Copy out all of the data exactly as it appears.

DATA FOR THIS TASK:

Begin

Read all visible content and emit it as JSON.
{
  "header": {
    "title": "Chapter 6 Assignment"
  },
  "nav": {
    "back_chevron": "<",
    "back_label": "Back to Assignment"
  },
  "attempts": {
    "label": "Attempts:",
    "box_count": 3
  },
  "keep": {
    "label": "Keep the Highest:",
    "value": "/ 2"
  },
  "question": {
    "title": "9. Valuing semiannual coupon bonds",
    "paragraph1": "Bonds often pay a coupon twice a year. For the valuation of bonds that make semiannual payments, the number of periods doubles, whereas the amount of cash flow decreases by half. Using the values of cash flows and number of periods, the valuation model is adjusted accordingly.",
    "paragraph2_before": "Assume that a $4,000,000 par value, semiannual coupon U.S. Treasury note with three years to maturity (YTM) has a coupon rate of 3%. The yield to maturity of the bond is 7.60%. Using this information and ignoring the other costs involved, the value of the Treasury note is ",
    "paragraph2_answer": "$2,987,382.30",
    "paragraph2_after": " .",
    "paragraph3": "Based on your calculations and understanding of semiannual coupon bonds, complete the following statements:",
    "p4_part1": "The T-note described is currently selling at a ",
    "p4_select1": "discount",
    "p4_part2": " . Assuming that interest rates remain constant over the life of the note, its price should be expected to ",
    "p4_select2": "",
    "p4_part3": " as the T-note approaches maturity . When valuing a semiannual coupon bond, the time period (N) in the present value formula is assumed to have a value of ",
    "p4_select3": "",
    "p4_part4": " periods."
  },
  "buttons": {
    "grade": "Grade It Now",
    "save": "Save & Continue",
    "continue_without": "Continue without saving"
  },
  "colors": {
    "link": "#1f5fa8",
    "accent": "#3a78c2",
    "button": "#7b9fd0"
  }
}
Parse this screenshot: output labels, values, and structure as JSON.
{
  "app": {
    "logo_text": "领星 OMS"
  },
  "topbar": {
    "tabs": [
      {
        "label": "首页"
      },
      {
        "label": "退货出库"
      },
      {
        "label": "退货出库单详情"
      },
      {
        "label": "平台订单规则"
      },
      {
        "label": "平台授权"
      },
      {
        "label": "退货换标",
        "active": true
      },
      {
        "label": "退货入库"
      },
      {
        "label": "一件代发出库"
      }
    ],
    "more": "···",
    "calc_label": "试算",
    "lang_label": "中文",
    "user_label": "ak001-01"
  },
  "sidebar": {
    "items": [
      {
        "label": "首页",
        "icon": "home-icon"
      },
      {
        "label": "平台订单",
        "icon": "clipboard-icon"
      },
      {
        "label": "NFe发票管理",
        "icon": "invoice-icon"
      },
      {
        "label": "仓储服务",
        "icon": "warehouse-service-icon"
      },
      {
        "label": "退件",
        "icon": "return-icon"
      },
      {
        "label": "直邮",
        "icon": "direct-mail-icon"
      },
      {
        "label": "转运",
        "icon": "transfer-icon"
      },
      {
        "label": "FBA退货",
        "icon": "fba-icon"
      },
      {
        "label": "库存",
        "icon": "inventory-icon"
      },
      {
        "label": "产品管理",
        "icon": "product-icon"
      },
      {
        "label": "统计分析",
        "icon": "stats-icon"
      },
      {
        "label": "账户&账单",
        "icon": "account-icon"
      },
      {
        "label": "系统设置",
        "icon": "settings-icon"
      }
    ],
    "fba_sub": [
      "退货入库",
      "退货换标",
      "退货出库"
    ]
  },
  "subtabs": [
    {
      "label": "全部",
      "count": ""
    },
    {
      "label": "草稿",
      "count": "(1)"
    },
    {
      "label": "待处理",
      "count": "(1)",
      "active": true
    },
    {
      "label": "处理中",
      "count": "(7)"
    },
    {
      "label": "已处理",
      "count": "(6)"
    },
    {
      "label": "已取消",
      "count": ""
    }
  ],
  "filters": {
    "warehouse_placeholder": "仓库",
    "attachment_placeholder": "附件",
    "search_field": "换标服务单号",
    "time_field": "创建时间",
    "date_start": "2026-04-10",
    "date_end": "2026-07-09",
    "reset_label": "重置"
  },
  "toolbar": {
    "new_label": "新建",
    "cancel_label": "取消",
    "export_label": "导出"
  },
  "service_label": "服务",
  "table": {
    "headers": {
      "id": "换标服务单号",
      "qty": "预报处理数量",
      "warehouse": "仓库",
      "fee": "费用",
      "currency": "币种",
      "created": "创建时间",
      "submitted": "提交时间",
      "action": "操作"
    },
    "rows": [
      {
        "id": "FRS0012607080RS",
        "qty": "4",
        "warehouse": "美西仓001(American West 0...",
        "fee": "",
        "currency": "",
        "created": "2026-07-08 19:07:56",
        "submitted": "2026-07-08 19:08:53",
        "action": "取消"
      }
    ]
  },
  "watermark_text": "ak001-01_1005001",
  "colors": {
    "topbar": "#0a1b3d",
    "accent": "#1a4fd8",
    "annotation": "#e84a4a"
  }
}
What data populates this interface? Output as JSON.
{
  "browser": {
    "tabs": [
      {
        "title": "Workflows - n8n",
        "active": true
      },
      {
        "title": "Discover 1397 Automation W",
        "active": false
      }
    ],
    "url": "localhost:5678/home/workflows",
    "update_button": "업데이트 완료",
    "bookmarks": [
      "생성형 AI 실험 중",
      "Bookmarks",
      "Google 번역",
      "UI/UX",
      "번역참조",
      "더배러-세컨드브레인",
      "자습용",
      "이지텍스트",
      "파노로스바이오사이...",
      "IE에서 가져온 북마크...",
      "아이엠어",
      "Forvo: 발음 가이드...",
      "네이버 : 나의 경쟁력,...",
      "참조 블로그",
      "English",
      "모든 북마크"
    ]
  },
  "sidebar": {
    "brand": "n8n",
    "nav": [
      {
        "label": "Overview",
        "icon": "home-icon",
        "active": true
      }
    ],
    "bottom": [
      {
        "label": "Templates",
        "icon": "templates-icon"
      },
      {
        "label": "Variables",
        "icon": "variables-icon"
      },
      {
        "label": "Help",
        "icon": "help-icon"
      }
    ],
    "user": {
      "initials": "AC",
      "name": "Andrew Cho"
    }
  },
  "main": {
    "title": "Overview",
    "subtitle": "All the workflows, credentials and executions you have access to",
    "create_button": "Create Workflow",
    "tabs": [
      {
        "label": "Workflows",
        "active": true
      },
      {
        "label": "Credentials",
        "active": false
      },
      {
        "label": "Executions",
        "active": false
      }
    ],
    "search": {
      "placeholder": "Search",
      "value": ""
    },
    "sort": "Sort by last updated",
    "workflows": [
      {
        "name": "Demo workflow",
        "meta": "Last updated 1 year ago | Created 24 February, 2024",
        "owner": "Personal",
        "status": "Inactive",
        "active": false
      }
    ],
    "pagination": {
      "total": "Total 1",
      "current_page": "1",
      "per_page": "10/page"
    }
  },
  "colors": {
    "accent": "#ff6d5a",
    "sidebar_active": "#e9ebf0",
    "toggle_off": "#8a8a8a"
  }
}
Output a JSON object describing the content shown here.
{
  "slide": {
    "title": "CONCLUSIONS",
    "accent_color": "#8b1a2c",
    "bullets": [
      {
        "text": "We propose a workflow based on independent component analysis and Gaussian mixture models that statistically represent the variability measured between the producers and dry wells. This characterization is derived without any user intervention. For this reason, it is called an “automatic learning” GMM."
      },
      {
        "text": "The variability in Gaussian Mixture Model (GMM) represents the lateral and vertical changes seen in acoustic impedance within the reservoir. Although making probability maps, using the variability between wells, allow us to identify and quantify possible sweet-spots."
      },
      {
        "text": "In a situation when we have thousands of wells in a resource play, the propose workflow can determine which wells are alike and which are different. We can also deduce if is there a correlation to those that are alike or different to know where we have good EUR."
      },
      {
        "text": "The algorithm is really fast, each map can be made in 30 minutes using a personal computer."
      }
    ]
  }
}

End

SOLUTION TO THE EXERCISE:
Read all visible content and emit it as JSON.
{
  "header": {
    "title": "Chapter 6 Assignment"
  },
  "nav": {
    "back_chevron": "<",
    "back_label": "Back to Assignment"
  },
  "attempts": {
    "label": "Attempts:",
    "box_count": 3
  },
  "keep": {
    "label": "Keep the Highest:",
    "value": "/ 2"
  },
  "question": {
    "title": "9. Valuing semiannual coupon bonds",
    "paragraph1": "Bonds often pay a coupon twice a year. For the valuation of bonds that make semiannual payments, the number of periods doubles, whereas the amount of cash flow decreases by half. Using the values of cash flows and number of periods, the valuation model is adjusted accordingly.",
    "paragraph2_before": "Assume that a $4,000,000 par value, semiannual coupon U.S. Treasury note with three years to maturity (YTM) has a coupon rate of 3%. The yield to maturity of the bond is 7.60%. Using this information and ignoring the other costs involved, the value of the Treasury note is ",
    "paragraph2_answer": "$2,987,382.30",
    "paragraph2_after": " .",
    "paragraph3": "Based on your calculations and understanding of semiannual coupon bonds, complete the following statements:",
    "p4_part1": "The T-note described is currently selling at a ",
    "p4_select1": "discount",
    "p4_part2": " . Assuming that interest rates remain constant over the life of the note, its price should be expected to ",
    "p4_select2": "",
    "p4_part3": " as the T-note approaches maturity . When valuing a semiannual coupon bond, the time period (N) in the present value formula is assumed to have a value of ",
    "p4_select3": "",
    "p4_part4": " periods."
  },
  "buttons": {
    "grade": "Grade It Now",
    "save": "Save & Continue",
    "continue_without": "Continue without saving"
  },
  "colors": {
    "link": "#1f5fa8",
    "accent": "#3a78c2",
    "button": "#7b9fd0"
  }
}
Parse this screenshot: output labels, values, and structure as JSON.
{
  "app": {
    "logo_text": "领星 OMS"
  },
  "topbar": {
    "tabs": [
      {
        "label": "首页"
      },
      {
        "label": "退货出库"
      },
      {
        "label": "退货出库单详情"
      },
      {
        "label": "平台订单规则"
      },
      {
        "label": "平台授权"
      },
      {
        "label": "退货换标",
        "active": true
      },
      {
        "label": "退货入库"
      },
      {
        "label": "一件代发出库"
      }
    ],
    "more": "···",
    "calc_label": "试算",
    "lang_label": "中文",
    "user_label": "ak001-01"
  },
  "sidebar": {
    "items": [
      {
        "label": "首页",
        "icon": "home-icon"
      },
      {
        "label": "平台订单",
        "icon": "clipboard-icon"
      },
      {
        "label": "NFe发票管理",
        "icon": "invoice-icon"
      },
      {
        "label": "仓储服务",
        "icon": "warehouse-service-icon"
      },
      {
        "label": "退件",
        "icon": "return-icon"
      },
      {
        "label": "直邮",
        "icon": "direct-mail-icon"
      },
      {
        "label": "转运",
        "icon": "transfer-icon"
      },
      {
        "label": "FBA退货",
        "icon": "fba-icon"
      },
      {
        "label": "库存",
        "icon": "inventory-icon"
      },
      {
        "label": "产品管理",
        "icon": "product-icon"
      },
      {
        "label": "统计分析",
        "icon": "stats-icon"
      },
      {
        "label": "账户&账单",
        "icon": "account-icon"
      },
      {
        "label": "系统设置",
        "icon": "settings-icon"
      }
    ],
    "fba_sub": [
      "退货入库",
      "退货换标",
      "退货出库"
    ]
  },
  "subtabs": [
    {
      "label": "全部",
      "count": ""
    },
    {
      "label": "草稿",
      "count": "(1)"
    },
    {
      "label": "待处理",
      "count": "(1)",
      "active": true
    },
    {
      "label": "处理中",
      "count": "(7)"
    },
    {
      "label": "已处理",
      "count": "(6)"
    },
    {
      "label": "已取消",
      "count": ""
    }
  ],
  "filters": {
    "warehouse_placeholder": "仓库",
    "attachment_placeholder": "附件",
    "search_field": "换标服务单号",
    "time_field": "创建时间",
    "date_start": "2026-04-10",
    "date_end": "2026-07-09",
    "reset_label": "重置"
  },
  "toolbar": {
    "new_label": "新建",
    "cancel_label": "取消",
    "export_label": "导出"
  },
  "service_label": "服务",
  "table": {
    "headers": {
      "id": "换标服务单号",
      "qty": "预报处理数量",
      "warehouse": "仓库",
      "fee": "费用",
      "currency": "币种",
      "created": "创建时间",
      "submitted": "提交时间",
      "action": "操作"
    },
    "rows": [
      {
        "id": "FRS0012607080RS",
        "qty": "4",
        "warehouse": "美西仓001(American West 0...",
        "fee": "",
        "currency": "",
        "created": "2026-07-08 19:07:56",
        "submitted": "2026-07-08 19:08:53",
        "action": "取消"
      }
    ]
  },
  "watermark_text": "ak001-01_1005001",
  "colors": {
    "topbar": "#0a1b3d",
    "accent": "#1a4fd8",
    "annotation": "#e84a4a"
  }
}
What data populates this interface? Output as JSON.
{
  "browser": {
    "tabs": [
      {
        "title": "Workflows - n8n",
        "active": true
      },
      {
        "title": "Discover 1397 Automation W",
        "active": false
      }
    ],
    "url": "localhost:5678/home/workflows",
    "update_button": "업데이트 완료",
    "bookmarks": [
      "생성형 AI 실험 중",
      "Bookmarks",
      "Google 번역",
      "UI/UX",
      "번역참조",
      "더배러-세컨드브레인",
      "자습용",
      "이지텍스트",
      "파노로스바이오사이...",
      "IE에서 가져온 북마크...",
      "아이엠어",
      "Forvo: 발음 가이드...",
      "네이버 : 나의 경쟁력,...",
      "참조 블로그",
      "English",
      "모든 북마크"
    ]
  },
  "sidebar": {
    "brand": "n8n",
    "nav": [
      {
        "label": "Overview",
        "icon": "home-icon",
        "active": true
      }
    ],
    "bottom": [
      {
        "label": "Templates",
        "icon": "templates-icon"
      },
      {
        "label": "Variables",
        "icon": "variables-icon"
      },
      {
        "label": "Help",
        "icon": "help-icon"
      }
    ],
    "user": {
      "initials": "AC",
      "name": "Andrew Cho"
    }
  },
  "main": {
    "title": "Overview",
    "subtitle": "All the workflows, credentials and executions you have access to",
    "create_button": "Create Workflow",
    "tabs": [
      {
        "label": "Workflows",
        "active": true
      },
      {
        "label": "Credentials",
        "active": false
      },
      {
        "label": "Executions",
        "active": false
      }
    ],
    "search": {
      "placeholder": "Search",
      "value": ""
    },
    "sort": "Sort by last updated",
    "workflows": [
      {
        "name": "Demo workflow",
        "meta": "Last updated 1 year ago | Created 24 February, 2024",
        "owner": "Personal",
        "status": "Inactive",
        "active": false
      }
    ],
    "pagination": {
      "total": "Total 1",
      "current_page": "1",
      "per_page": "10/page"
    }
  },
  "colors": {
    "accent": "#ff6d5a",
    "sidebar_active": "#e9ebf0",
    "toggle_off": "#8a8a8a"
  }
}
Output a JSON object describing the content shown here.
{
  "slide": {
    "title": "CONCLUSIONS",
    "accent_color": "#8b1a2c",
    "bullets": [
      {
        "text": "We propose a workflow based on independent component analysis and Gaussian mixture models that statistically represent the variability measured between the producers and dry wells. This characterization is derived without any user intervention. For this reason, it is called an “automatic learning” GMM."
      },
      {
        "text": "The variability in Gaussian Mixture Model (GMM) represents the lateral and vertical changes seen in acoustic impedance within the reservoir. Although making probability maps, using the variability between wells, allow us to identify and quantify possible sweet-spots."
      },
      {
        "text": "In a situation when we have thousands of wells in a resource play, the propose workflow can determine which wells are alike and which are different. We can also deduce if is there a correlation to those that are alike or different to know where we have good EUR."
      },
      {
        "text": "The algorithm is really fast, each map can be made in 30 minutes using a personal computer."
      }
    ]
  }
}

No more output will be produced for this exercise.